**Aim**
Could you turn everything in the listing, from its first line down to and including the line containing "logo-cn-main: 证卡票签专业委员会 — [1407, 221, 1506, 233]", into a JSON list of strings with one string per line and blank lines left out?

**The data**
## Start
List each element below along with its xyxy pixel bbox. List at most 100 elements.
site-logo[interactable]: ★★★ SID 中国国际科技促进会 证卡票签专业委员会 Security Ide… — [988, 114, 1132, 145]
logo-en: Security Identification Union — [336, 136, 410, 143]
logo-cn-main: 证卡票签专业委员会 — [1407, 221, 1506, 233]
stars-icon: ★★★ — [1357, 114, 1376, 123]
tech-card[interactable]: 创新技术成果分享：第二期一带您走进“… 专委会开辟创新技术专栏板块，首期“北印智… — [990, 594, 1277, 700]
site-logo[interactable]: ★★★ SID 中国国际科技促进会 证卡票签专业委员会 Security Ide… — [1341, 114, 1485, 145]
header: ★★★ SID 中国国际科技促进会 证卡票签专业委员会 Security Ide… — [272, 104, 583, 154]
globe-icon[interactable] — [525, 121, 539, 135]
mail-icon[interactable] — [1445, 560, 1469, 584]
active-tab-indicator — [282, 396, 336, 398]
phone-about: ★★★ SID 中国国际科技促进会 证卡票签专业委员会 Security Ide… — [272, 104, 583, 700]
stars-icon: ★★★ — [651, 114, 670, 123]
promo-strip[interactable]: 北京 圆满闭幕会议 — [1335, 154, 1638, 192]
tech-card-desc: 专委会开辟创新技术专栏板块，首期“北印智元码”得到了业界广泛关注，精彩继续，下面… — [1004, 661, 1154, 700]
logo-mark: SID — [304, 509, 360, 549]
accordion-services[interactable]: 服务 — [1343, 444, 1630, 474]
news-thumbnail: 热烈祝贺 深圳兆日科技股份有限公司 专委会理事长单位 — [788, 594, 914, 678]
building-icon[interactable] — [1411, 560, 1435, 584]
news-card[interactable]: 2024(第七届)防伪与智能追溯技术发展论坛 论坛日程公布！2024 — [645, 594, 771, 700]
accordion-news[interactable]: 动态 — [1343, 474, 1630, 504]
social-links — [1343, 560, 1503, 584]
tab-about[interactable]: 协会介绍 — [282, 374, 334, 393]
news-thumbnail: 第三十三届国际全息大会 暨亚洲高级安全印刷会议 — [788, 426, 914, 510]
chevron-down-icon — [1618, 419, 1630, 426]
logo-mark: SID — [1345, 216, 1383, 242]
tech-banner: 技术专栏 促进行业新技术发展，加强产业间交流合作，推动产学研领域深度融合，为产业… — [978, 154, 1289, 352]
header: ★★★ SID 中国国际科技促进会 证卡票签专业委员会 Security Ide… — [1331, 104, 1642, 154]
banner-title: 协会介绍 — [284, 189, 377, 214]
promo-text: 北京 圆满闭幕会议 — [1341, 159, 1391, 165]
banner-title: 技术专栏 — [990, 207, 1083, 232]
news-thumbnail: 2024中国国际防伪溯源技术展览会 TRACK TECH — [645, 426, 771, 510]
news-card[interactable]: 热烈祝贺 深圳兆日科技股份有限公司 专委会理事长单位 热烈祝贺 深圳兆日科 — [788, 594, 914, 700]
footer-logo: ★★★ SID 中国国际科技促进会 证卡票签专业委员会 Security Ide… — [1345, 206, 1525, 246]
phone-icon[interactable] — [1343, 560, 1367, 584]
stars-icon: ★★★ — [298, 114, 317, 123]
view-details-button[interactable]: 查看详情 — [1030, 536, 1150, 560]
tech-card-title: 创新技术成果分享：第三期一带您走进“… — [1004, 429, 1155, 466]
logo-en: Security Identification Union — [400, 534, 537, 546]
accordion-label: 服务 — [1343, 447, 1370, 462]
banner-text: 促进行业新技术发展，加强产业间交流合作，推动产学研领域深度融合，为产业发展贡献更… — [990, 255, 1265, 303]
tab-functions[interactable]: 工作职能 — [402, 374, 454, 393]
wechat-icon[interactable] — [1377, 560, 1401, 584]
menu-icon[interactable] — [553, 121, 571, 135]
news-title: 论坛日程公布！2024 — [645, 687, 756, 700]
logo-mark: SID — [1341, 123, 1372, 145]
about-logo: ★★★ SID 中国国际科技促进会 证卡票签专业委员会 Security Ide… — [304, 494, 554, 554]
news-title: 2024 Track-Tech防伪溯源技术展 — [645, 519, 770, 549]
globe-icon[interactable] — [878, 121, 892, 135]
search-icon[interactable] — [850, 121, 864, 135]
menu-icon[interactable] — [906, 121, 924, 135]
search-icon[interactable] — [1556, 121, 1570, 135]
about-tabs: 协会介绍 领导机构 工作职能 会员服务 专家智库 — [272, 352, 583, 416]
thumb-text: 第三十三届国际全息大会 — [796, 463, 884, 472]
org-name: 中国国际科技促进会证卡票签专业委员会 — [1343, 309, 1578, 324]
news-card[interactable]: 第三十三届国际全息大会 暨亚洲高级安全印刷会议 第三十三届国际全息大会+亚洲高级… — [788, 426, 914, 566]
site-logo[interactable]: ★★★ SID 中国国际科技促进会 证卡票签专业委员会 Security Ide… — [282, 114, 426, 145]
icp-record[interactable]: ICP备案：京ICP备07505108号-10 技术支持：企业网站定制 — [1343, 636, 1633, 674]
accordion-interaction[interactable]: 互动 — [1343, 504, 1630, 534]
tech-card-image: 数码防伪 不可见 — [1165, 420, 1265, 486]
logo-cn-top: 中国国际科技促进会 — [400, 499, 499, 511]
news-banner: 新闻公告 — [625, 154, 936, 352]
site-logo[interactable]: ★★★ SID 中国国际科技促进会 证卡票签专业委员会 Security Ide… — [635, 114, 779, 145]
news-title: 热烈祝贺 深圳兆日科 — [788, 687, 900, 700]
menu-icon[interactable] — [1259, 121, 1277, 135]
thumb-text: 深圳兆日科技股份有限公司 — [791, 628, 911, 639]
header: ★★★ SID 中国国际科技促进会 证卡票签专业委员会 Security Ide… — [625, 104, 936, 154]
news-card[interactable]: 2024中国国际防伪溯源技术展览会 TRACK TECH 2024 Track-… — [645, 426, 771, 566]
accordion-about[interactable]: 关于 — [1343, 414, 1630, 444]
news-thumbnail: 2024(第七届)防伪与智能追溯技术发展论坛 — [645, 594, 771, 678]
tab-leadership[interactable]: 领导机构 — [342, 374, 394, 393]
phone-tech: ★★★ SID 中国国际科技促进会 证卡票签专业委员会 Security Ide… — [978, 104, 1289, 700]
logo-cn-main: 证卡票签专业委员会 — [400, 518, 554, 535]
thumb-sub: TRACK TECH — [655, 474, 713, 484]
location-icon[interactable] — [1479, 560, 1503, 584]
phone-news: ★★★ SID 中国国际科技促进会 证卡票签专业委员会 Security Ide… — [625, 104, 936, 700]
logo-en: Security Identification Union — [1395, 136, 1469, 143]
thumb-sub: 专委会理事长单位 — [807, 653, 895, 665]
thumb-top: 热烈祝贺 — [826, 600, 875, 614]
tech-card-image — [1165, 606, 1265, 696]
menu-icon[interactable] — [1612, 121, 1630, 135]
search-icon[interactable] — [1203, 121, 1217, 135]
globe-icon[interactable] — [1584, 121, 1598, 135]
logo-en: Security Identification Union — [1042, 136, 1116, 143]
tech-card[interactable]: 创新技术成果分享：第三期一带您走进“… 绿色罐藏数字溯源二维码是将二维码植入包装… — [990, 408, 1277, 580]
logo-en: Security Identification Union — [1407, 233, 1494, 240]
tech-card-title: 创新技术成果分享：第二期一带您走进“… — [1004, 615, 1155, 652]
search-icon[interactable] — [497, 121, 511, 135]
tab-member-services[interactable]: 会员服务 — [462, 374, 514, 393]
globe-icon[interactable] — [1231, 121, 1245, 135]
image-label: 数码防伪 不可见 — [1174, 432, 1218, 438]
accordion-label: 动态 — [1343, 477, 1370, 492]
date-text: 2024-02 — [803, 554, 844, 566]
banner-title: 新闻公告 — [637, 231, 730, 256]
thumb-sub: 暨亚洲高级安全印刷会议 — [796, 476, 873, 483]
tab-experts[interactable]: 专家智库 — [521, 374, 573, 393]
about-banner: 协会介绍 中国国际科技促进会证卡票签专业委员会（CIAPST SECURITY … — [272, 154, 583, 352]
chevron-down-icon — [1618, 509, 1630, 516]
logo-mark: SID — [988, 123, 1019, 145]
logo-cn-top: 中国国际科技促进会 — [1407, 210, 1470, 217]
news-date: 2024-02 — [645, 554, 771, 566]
## End
**Answer in full**
[
  "List each element below along with its xyxy pixel bbox. List at most 100 elements.",
  "site-logo[interactable]: ★★★ SID 中国国际科技促进会 证卡票签专业委员会 Security Ide… — [988, 114, 1132, 145]",
  "logo-en: Security Identification Union — [336, 136, 410, 143]",
  "logo-cn-main: 证卡票签专业委员会 — [1407, 221, 1506, 233]"
]